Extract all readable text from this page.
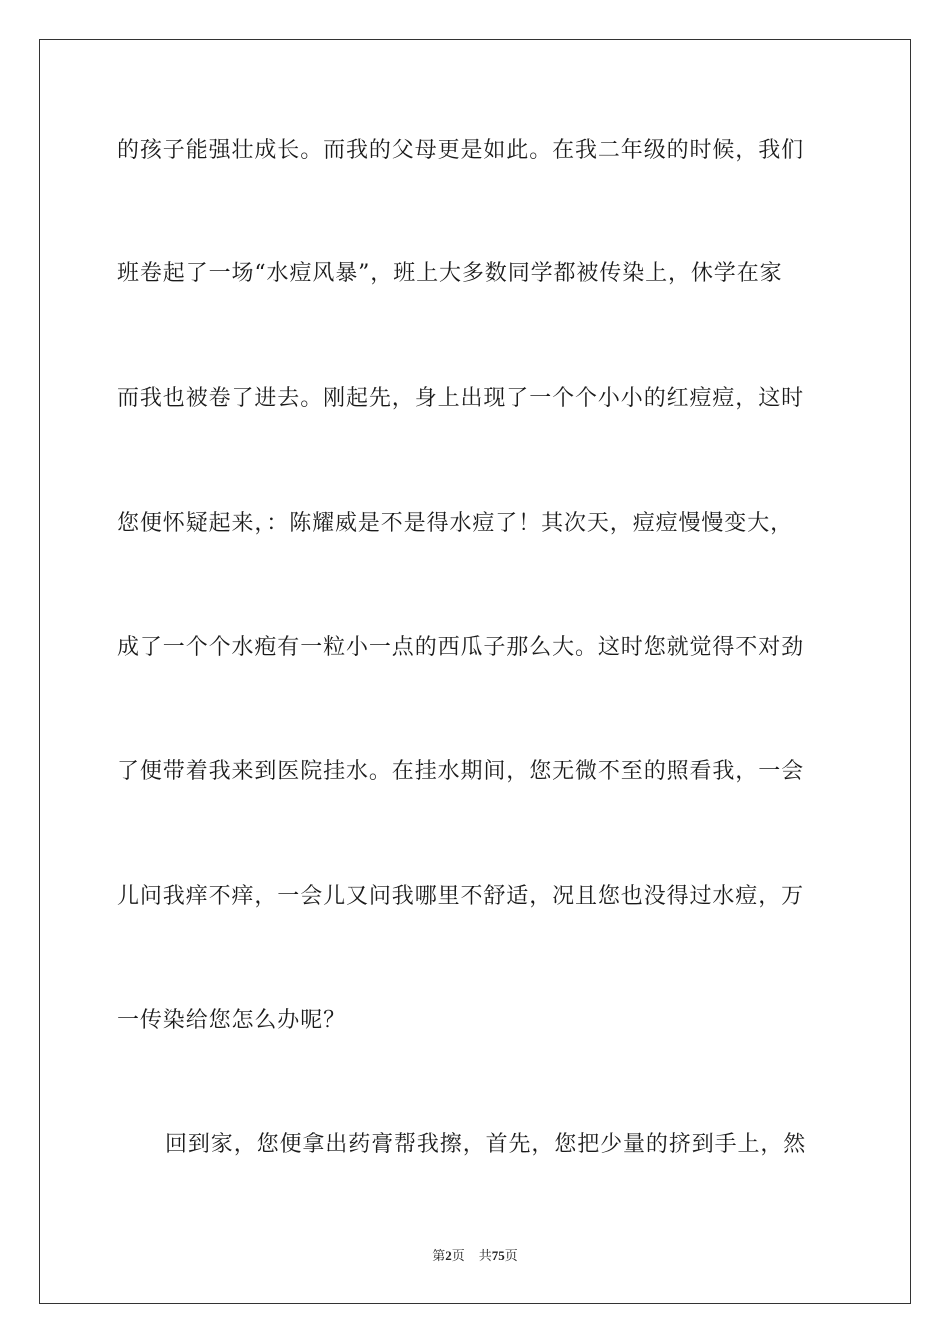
的孩子能强壮成长。而我的父母更是如此。在我二年级的时候，我们
班卷起了一场“水痘风暴”，班上大多数同学都被传染上，休学在家
而我也被卷了进去。刚起先，身上出现了一个个小小的红痘痘，这时
您便怀疑起来，：陈耀威是不是得水痘了！其次天，痘痘慢慢变大，
成了一个个水疱有一粒小一点的西瓜子那么大。这时您就觉得不对劲
了便带着我来到医院挂水。在挂水期间，您无微不至的照看我，一会
儿问我痒不痒，一会儿又问我哪里不舒适，况且您也没得过水痘，万
一传染给您怎么办呢？
回到家，您便拿出药膏帮我擦，首先，您把少量的挤到手上，然
第2页 共75页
------------
Copy the data word for word. Pictures do not go in the copy.

[Response]
Extract all readable text from this page.
的孩子能强壮成长。而我的父母更是如此。在我二年级的时候，我们
班卷起了一场“水痘风暴”，班上大多数同学都被传染上，休学在家
而我也被卷了进去。刚起先，身上出现了一个个小小的红痘痘，这时
您便怀疑起来，：陈耀威是不是得水痘了！其次天，痘痘慢慢变大，
成了一个个水疱有一粒小一点的西瓜子那么大。这时您就觉得不对劲
了便带着我来到医院挂水。在挂水期间，您无微不至的照看我，一会
儿问我痒不痒，一会儿又问我哪里不舒适，况且您也没得过水痘，万
一传染给您怎么办呢？
回到家，您便拿出药膏帮我擦，首先，您把少量的挤到手上，然
第2页 共75页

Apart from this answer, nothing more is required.